━━ Material for the task

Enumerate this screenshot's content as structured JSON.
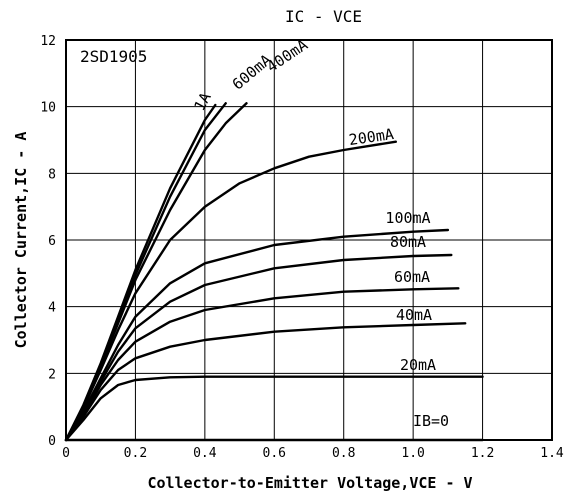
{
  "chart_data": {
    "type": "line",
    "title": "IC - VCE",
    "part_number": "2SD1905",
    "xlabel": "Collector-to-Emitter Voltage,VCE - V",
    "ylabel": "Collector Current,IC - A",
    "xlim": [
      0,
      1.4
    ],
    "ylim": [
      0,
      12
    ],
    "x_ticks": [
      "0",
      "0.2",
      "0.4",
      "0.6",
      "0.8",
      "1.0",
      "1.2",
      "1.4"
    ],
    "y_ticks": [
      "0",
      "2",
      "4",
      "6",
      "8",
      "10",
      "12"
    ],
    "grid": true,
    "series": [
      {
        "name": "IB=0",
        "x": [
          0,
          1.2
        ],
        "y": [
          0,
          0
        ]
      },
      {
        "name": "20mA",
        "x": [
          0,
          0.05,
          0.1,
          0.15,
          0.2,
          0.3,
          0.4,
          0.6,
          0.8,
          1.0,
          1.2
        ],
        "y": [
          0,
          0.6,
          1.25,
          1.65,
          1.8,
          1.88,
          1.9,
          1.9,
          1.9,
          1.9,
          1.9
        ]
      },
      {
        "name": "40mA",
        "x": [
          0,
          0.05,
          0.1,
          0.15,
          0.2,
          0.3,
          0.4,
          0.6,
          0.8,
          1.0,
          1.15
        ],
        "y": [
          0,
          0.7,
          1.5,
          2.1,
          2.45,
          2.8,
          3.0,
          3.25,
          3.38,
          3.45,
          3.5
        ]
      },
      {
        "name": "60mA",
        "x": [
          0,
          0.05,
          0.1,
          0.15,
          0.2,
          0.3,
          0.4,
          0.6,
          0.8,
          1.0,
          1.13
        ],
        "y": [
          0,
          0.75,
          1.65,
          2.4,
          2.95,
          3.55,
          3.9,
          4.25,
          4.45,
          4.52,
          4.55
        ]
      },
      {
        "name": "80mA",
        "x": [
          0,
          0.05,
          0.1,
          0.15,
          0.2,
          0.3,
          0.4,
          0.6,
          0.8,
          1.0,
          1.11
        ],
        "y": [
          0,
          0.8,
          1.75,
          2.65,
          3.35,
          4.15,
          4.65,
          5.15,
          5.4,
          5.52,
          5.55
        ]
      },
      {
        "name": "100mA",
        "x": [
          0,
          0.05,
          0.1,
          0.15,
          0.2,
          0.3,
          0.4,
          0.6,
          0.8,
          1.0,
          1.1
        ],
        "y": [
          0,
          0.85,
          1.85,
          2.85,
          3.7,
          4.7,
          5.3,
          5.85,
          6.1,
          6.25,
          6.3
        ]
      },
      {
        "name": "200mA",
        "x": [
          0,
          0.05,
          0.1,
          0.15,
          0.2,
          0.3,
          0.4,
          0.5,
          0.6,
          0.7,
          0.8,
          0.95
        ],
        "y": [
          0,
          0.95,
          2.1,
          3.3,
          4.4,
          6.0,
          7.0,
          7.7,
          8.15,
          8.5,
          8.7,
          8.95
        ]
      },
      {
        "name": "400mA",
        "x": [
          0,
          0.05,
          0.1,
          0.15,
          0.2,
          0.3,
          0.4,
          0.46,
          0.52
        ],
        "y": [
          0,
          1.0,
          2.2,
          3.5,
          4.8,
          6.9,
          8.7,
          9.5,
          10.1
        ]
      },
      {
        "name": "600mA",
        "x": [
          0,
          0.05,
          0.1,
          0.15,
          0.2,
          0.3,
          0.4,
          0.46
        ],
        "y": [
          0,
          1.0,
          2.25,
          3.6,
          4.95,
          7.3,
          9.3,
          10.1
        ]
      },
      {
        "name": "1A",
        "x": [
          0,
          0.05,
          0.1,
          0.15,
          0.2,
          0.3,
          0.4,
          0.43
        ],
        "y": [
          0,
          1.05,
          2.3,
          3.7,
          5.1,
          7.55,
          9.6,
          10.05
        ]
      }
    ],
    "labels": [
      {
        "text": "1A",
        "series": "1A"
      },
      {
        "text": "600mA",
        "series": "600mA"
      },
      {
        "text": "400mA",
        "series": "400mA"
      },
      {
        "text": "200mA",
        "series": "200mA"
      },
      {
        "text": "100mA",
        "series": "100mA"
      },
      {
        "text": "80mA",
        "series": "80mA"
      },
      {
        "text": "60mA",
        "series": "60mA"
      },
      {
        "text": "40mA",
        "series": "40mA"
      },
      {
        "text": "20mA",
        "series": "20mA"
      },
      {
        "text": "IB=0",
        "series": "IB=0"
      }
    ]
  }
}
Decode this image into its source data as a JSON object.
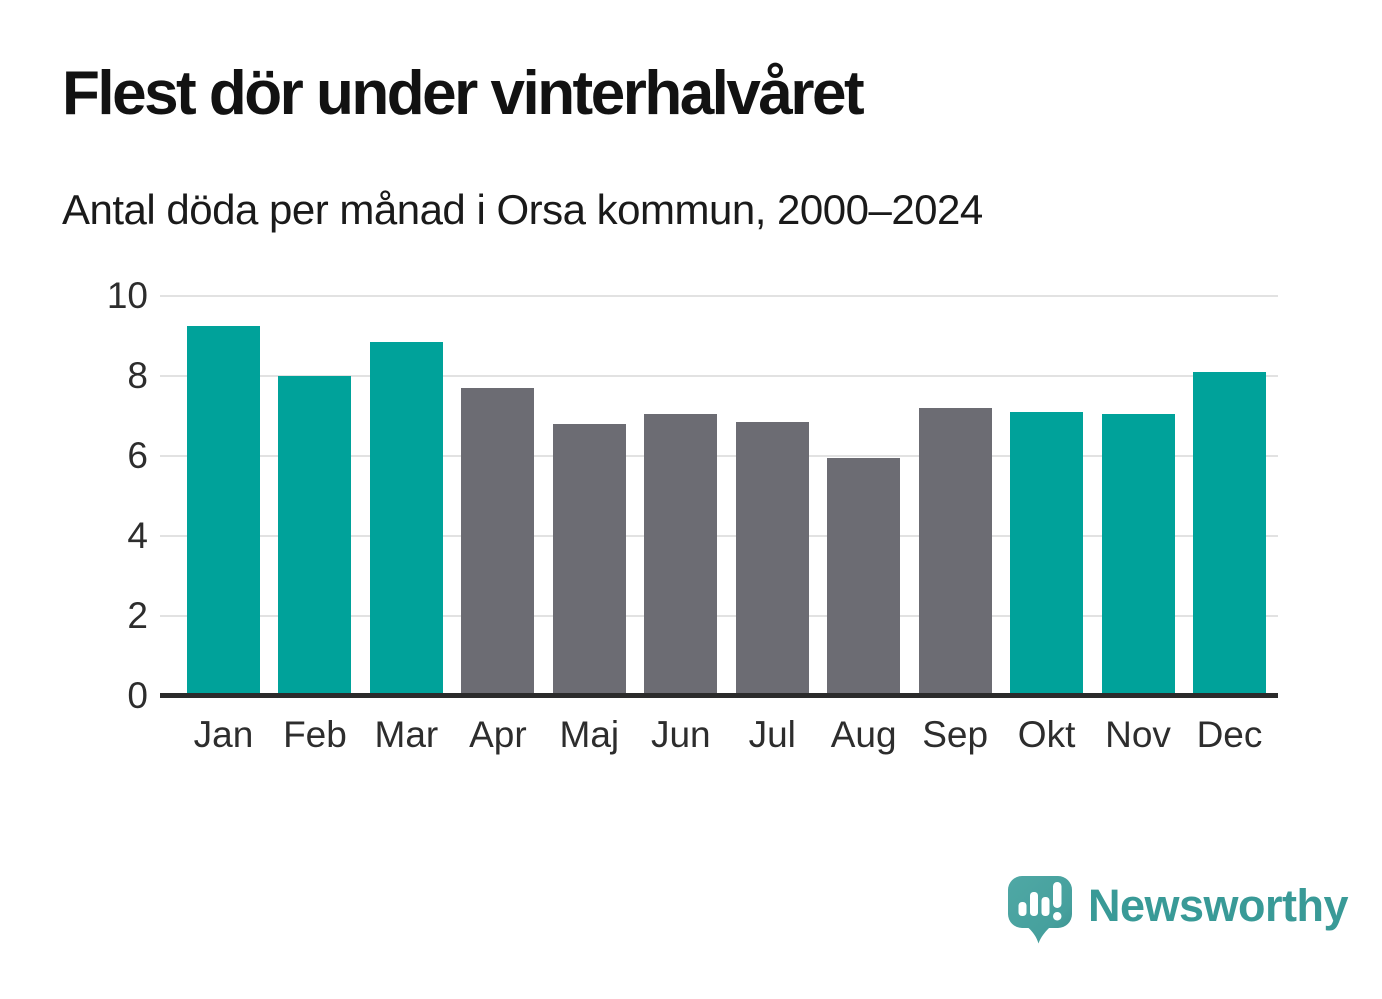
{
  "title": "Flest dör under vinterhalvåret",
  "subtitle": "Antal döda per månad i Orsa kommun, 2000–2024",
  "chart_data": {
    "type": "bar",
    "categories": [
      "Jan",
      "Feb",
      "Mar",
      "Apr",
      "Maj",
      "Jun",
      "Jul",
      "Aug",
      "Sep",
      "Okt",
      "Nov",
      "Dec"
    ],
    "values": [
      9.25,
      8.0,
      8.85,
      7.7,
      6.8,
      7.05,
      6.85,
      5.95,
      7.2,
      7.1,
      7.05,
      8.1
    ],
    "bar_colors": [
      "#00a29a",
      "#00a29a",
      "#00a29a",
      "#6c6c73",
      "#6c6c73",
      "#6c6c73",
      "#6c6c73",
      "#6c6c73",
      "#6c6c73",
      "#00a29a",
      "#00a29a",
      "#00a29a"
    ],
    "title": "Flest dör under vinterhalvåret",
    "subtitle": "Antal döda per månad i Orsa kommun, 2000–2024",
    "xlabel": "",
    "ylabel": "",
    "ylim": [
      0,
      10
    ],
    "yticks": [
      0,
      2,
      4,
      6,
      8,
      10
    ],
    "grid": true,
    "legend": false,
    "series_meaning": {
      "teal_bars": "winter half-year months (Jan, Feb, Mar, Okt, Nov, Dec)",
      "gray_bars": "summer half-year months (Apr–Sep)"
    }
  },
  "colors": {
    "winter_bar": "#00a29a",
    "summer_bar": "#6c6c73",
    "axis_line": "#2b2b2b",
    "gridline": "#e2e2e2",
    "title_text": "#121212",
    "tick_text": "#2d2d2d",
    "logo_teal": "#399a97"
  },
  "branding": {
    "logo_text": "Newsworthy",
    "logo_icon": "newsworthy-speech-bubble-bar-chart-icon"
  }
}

━━━━

_Directive:_
Transcribe the records above exactly as they appear, leaving out any pictures.

_Answer to this problem:_
Enumerate this screenshot's content as structured JSON.
{
  "chart_data": {
    "type": "line",
    "title": "IC - VCE",
    "part_number": "2SD1905",
    "xlabel": "Collector-to-Emitter Voltage,VCE - V",
    "ylabel": "Collector Current,IC - A",
    "xlim": [
      0,
      1.4
    ],
    "ylim": [
      0,
      12
    ],
    "x_ticks": [
      "0",
      "0.2",
      "0.4",
      "0.6",
      "0.8",
      "1.0",
      "1.2",
      "1.4"
    ],
    "y_ticks": [
      "0",
      "2",
      "4",
      "6",
      "8",
      "10",
      "12"
    ],
    "grid": true,
    "series": [
      {
        "name": "IB=0",
        "x": [
          0,
          1.2
        ],
        "y": [
          0,
          0
        ]
      },
      {
        "name": "20mA",
        "x": [
          0,
          0.05,
          0.1,
          0.15,
          0.2,
          0.3,
          0.4,
          0.6,
          0.8,
          1.0,
          1.2
        ],
        "y": [
          0,
          0.6,
          1.25,
          1.65,
          1.8,
          1.88,
          1.9,
          1.9,
          1.9,
          1.9,
          1.9
        ]
      },
      {
        "name": "40mA",
        "x": [
          0,
          0.05,
          0.1,
          0.15,
          0.2,
          0.3,
          0.4,
          0.6,
          0.8,
          1.0,
          1.15
        ],
        "y": [
          0,
          0.7,
          1.5,
          2.1,
          2.45,
          2.8,
          3.0,
          3.25,
          3.38,
          3.45,
          3.5
        ]
      },
      {
        "name": "60mA",
        "x": [
          0,
          0.05,
          0.1,
          0.15,
          0.2,
          0.3,
          0.4,
          0.6,
          0.8,
          1.0,
          1.13
        ],
        "y": [
          0,
          0.75,
          1.65,
          2.4,
          2.95,
          3.55,
          3.9,
          4.25,
          4.45,
          4.52,
          4.55
        ]
      },
      {
        "name": "80mA",
        "x": [
          0,
          0.05,
          0.1,
          0.15,
          0.2,
          0.3,
          0.4,
          0.6,
          0.8,
          1.0,
          1.11
        ],
        "y": [
          0,
          0.8,
          1.75,
          2.65,
          3.35,
          4.15,
          4.65,
          5.15,
          5.4,
          5.52,
          5.55
        ]
      },
      {
        "name": "100mA",
        "x": [
          0,
          0.05,
          0.1,
          0.15,
          0.2,
          0.3,
          0.4,
          0.6,
          0.8,
          1.0,
          1.1
        ],
        "y": [
          0,
          0.85,
          1.85,
          2.85,
          3.7,
          4.7,
          5.3,
          5.85,
          6.1,
          6.25,
          6.3
        ]
      },
      {
        "name": "200mA",
        "x": [
          0,
          0.05,
          0.1,
          0.15,
          0.2,
          0.3,
          0.4,
          0.5,
          0.6,
          0.7,
          0.8,
          0.95
        ],
        "y": [
          0,
          0.95,
          2.1,
          3.3,
          4.4,
          6.0,
          7.0,
          7.7,
          8.15,
          8.5,
          8.7,
          8.95
        ]
      },
      {
        "name": "400mA",
        "x": [
          0,
          0.05,
          0.1,
          0.15,
          0.2,
          0.3,
          0.4,
          0.46,
          0.52
        ],
        "y": [
          0,
          1.0,
          2.2,
          3.5,
          4.8,
          6.9,
          8.7,
          9.5,
          10.1
        ]
      },
      {
        "name": "600mA",
        "x": [
          0,
          0.05,
          0.1,
          0.15,
          0.2,
          0.3,
          0.4,
          0.46
        ],
        "y": [
          0,
          1.0,
          2.25,
          3.6,
          4.95,
          7.3,
          9.3,
          10.1
        ]
      },
      {
        "name": "1A",
        "x": [
          0,
          0.05,
          0.1,
          0.15,
          0.2,
          0.3,
          0.4,
          0.43
        ],
        "y": [
          0,
          1.05,
          2.3,
          3.7,
          5.1,
          7.55,
          9.6,
          10.05
        ]
      }
    ],
    "labels": [
      {
        "text": "1A",
        "series": "1A"
      },
      {
        "text": "600mA",
        "series": "600mA"
      },
      {
        "text": "400mA",
        "series": "400mA"
      },
      {
        "text": "200mA",
        "series": "200mA"
      },
      {
        "text": "100mA",
        "series": "100mA"
      },
      {
        "text": "80mA",
        "series": "80mA"
      },
      {
        "text": "60mA",
        "series": "60mA"
      },
      {
        "text": "40mA",
        "series": "40mA"
      },
      {
        "text": "20mA",
        "series": "20mA"
      },
      {
        "text": "IB=0",
        "series": "IB=0"
      }
    ]
  }
}
Decode this image into its source data as a JSON object.
{
  "title": "Flest dör under vinterhalvåret",
  "subtitle": "Antal döda per månad i Orsa kommun, 2000–2024",
  "chart_data": {
    "type": "bar",
    "categories": [
      "Jan",
      "Feb",
      "Mar",
      "Apr",
      "Maj",
      "Jun",
      "Jul",
      "Aug",
      "Sep",
      "Okt",
      "Nov",
      "Dec"
    ],
    "values": [
      9.25,
      8.0,
      8.85,
      7.7,
      6.8,
      7.05,
      6.85,
      5.95,
      7.2,
      7.1,
      7.05,
      8.1
    ],
    "bar_colors": [
      "#00a29a",
      "#00a29a",
      "#00a29a",
      "#6c6c73",
      "#6c6c73",
      "#6c6c73",
      "#6c6c73",
      "#6c6c73",
      "#6c6c73",
      "#00a29a",
      "#00a29a",
      "#00a29a"
    ],
    "title": "Flest dör under vinterhalvåret",
    "subtitle": "Antal döda per månad i Orsa kommun, 2000–2024",
    "xlabel": "",
    "ylabel": "",
    "ylim": [
      0,
      10
    ],
    "yticks": [
      0,
      2,
      4,
      6,
      8,
      10
    ],
    "grid": true,
    "legend": false,
    "series_meaning": {
      "teal_bars": "winter half-year months (Jan, Feb, Mar, Okt, Nov, Dec)",
      "gray_bars": "summer half-year months (Apr–Sep)"
    }
  },
  "colors": {
    "winter_bar": "#00a29a",
    "summer_bar": "#6c6c73",
    "axis_line": "#2b2b2b",
    "gridline": "#e2e2e2",
    "title_text": "#121212",
    "tick_text": "#2d2d2d",
    "logo_teal": "#399a97"
  },
  "branding": {
    "logo_text": "Newsworthy",
    "logo_icon": "newsworthy-speech-bubble-bar-chart-icon"
  }
}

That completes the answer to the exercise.